Give the number of lines in the entries that contain "yarisbilimi". State only the count.

━━━━━━━━

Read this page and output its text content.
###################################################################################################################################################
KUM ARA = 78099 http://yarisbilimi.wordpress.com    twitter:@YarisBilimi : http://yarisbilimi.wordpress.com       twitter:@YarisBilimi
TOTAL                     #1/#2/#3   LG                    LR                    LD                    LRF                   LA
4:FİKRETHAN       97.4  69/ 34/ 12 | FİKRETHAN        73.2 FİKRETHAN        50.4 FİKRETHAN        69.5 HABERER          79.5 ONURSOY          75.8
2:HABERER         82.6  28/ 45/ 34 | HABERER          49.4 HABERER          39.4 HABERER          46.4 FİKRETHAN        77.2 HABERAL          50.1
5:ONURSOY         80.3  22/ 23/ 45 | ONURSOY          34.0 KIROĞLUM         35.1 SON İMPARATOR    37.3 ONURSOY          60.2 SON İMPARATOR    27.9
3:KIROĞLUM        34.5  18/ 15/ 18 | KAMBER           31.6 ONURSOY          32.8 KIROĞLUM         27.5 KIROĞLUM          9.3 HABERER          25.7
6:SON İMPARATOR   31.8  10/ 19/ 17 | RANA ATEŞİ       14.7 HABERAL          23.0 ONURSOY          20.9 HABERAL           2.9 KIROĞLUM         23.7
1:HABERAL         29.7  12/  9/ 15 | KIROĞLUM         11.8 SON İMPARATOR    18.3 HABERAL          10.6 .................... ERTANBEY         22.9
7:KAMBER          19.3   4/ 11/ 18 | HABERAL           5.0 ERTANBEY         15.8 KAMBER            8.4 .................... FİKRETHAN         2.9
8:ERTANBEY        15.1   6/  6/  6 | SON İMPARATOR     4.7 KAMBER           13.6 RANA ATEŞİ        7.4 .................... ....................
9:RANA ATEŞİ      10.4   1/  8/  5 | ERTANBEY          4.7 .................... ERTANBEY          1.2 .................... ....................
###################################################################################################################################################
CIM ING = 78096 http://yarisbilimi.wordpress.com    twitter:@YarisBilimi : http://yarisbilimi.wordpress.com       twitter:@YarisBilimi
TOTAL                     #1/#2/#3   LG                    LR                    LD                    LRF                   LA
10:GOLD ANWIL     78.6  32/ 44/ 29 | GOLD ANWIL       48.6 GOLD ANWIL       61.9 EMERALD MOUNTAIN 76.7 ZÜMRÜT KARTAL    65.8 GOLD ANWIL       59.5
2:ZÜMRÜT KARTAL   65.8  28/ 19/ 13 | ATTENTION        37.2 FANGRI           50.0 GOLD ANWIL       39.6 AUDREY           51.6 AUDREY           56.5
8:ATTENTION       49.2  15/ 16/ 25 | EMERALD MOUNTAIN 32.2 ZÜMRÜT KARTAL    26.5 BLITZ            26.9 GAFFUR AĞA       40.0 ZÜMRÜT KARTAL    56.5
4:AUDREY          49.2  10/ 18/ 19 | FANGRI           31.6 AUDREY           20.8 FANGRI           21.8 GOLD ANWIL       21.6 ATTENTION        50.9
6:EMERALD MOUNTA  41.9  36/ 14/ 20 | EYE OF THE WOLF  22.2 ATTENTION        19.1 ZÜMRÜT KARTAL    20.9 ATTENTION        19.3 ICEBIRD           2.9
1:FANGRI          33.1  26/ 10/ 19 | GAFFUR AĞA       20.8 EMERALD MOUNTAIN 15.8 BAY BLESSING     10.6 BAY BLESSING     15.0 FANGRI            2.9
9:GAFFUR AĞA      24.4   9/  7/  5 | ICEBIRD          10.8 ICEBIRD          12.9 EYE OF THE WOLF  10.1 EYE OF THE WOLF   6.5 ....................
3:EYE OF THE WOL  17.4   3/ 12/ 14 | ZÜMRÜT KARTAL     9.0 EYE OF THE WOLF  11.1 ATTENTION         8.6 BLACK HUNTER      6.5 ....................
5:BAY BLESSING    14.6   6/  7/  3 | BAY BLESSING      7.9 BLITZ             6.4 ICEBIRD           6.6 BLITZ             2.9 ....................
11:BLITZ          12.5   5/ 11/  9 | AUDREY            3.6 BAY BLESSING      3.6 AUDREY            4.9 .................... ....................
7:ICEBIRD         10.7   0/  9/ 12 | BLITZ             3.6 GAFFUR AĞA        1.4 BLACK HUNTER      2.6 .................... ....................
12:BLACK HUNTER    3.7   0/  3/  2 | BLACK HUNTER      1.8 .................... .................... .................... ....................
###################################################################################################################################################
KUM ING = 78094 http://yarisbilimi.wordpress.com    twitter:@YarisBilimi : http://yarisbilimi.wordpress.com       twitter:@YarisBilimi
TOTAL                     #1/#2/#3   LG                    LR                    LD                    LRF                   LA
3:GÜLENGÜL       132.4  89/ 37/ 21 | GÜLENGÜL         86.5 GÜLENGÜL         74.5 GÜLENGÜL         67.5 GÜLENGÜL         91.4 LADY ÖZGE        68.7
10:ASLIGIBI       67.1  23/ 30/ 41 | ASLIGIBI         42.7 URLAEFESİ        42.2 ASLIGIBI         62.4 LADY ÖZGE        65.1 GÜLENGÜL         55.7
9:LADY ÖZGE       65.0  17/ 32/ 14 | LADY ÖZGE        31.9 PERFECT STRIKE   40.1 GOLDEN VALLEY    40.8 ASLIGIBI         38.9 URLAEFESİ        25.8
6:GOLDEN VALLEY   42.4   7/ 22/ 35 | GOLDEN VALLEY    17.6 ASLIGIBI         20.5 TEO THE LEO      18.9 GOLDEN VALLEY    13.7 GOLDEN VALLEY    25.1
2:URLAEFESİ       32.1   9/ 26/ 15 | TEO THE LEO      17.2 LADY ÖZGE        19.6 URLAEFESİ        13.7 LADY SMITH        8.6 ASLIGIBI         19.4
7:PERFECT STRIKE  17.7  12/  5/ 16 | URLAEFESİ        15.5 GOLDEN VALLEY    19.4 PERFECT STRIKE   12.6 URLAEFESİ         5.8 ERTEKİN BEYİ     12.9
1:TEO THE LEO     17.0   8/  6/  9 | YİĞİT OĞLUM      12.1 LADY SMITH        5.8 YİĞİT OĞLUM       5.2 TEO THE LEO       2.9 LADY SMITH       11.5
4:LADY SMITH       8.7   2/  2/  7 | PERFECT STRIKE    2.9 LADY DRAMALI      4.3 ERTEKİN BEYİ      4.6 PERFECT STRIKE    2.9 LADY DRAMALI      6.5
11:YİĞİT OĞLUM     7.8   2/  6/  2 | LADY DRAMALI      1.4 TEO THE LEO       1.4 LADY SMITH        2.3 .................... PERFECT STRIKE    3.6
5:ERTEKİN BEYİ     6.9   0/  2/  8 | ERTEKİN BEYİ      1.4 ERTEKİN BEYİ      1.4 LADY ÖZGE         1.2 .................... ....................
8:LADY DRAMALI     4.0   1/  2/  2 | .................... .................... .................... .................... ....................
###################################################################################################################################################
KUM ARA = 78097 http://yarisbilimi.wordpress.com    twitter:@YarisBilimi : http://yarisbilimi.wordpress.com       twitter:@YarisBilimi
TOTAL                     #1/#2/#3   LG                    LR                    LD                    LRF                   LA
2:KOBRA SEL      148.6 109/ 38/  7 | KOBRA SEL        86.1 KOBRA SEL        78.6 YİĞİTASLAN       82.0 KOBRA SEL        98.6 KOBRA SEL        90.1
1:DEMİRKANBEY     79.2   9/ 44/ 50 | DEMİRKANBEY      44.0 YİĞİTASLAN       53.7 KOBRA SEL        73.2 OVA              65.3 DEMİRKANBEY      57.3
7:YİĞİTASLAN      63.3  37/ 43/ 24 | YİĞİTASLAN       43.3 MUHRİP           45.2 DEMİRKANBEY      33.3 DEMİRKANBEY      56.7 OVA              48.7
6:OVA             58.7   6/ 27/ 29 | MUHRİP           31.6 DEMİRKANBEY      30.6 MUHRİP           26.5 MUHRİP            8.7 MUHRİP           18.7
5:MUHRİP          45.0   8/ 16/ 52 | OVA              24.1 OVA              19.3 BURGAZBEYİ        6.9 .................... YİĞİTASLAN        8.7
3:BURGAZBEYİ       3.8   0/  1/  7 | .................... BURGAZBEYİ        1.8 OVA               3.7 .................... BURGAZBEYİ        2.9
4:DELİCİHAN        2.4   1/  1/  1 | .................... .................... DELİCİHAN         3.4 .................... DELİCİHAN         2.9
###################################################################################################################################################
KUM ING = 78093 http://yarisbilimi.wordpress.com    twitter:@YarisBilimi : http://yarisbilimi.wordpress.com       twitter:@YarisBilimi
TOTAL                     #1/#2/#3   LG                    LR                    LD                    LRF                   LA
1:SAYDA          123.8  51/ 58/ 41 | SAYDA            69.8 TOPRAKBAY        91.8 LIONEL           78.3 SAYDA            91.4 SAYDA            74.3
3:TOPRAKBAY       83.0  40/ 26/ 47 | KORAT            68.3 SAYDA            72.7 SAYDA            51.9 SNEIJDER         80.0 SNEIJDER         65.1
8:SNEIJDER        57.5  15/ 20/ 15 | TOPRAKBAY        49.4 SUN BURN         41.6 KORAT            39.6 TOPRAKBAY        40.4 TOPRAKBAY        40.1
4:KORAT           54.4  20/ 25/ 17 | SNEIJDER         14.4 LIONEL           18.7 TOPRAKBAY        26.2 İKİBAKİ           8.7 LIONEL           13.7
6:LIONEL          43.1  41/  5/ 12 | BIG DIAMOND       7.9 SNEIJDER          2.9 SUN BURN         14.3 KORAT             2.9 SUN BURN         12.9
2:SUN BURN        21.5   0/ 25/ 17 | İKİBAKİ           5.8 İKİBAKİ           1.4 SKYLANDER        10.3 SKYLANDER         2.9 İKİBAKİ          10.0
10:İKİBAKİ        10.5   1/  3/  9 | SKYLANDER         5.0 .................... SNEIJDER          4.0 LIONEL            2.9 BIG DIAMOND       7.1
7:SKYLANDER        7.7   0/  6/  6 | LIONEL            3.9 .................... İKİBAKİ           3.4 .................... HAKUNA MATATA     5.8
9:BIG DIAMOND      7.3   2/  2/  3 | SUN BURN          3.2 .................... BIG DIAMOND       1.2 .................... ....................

━━━━━━━━

ANSWER TO THIS EXERCISE: 5